● **Directive**
Transcribe the full listing exactly, and drop every picture.
========================================
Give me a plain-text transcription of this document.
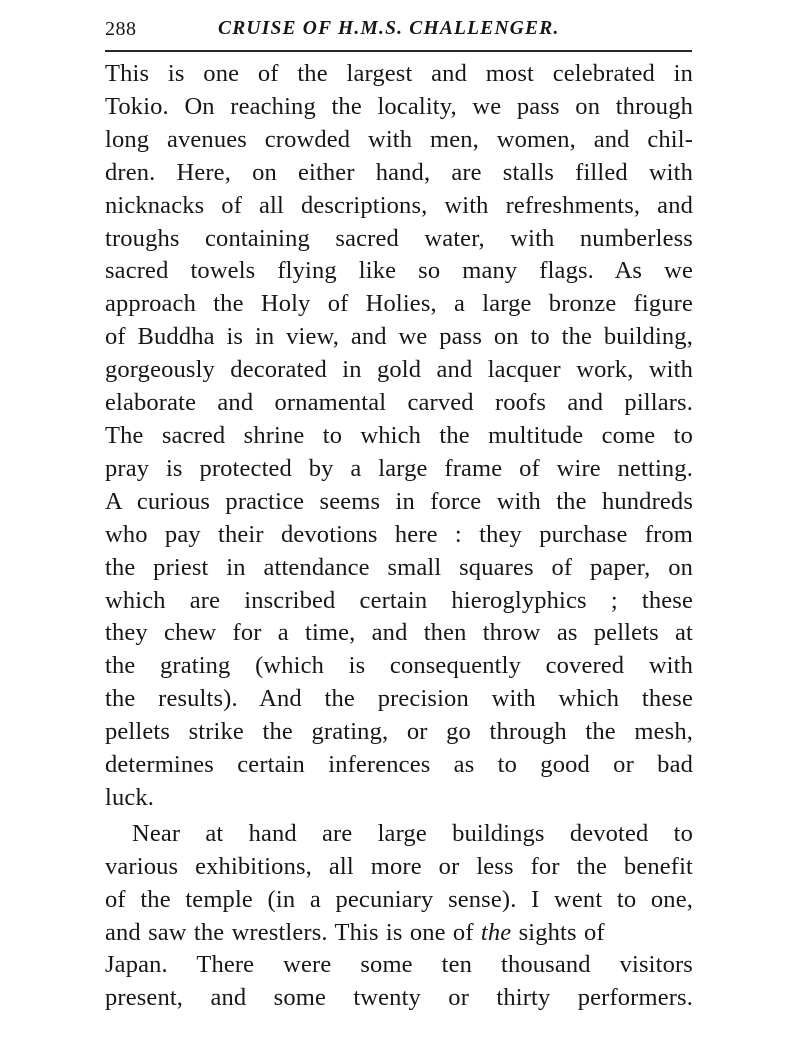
288	CRUISE OF H.M.S. CHALLENGER.

This is one of the largest and most celebrated in
Tokio. On reaching the locality, we pass on through
long avenues crowded with men, women, and chil-
dren. Here, on either hand, are stalls filled with
nicknacks of all descriptions, with refreshments, and
troughs containing sacred water, with numberless
sacred towels flying like so many flags. As we
approach the Holy of Holies, a large bronze figure
of Buddha is in view, and we pass on to the building,
gorgeously decorated in gold and lacquer work, with
elaborate and ornamental carved roofs and pillars.
The sacred shrine to which the multitude come to
pray is protected by a large frame of wire netting.
A curious practice seems in force with the hundreds
who pay their devotions here : they purchase from
the priest in attendance small squares of paper, on
which are inscribed certain hieroglyphics ; these
they chew for a time, and then throw as pellets at
the grating (which is consequently covered with
the results). And the precision with which these
pellets strike the grating, or go through the mesh,
determines certain inferences as to good or bad
luck.

Near at hand are large buildings devoted to
various exhibitions, all more or less for the benefit
of the temple (in a pecuniary sense). I went to one,
and saw the wrestlers. This is one of the sights of
Japan. There were some ten thousand visitors
present, and some twenty or thirty performers.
========================================
● **Expected answer**
Give me a plain-text transcription of this document.
288	CRUISE OF H.M.S. CHALLENGER.

This is one of the largest and most celebrated in
Tokio. On reaching the locality, we pass on through
long avenues crowded with men, women, and chil-
dren. Here, on either hand, are stalls filled with
nicknacks of all descriptions, with refreshments, and
troughs containing sacred water, with numberless
sacred towels flying like so many flags. As we
approach the Holy of Holies, a large bronze figure
of Buddha is in view, and we pass on to the building,
gorgeously decorated in gold and lacquer work, with
elaborate and ornamental carved roofs and pillars.
The sacred shrine to which the multitude come to
pray is protected by a large frame of wire netting.
A curious practice seems in force with the hundreds
who pay their devotions here : they purchase from
the priest in attendance small squares of paper, on
which are inscribed certain hieroglyphics ; these
they chew for a time, and then throw as pellets at
the grating (which is consequently covered with
the results). And the precision with which these
pellets strike the grating, or go through the mesh,
determines certain inferences as to good or bad
luck.

Near at hand are large buildings devoted to
various exhibitions, all more or less for the benefit
of the temple (in a pecuniary sense). I went to one,
and saw the wrestlers. This is one of the sights of
Japan. There were some ten thousand visitors
present, and some twenty or thirty performers.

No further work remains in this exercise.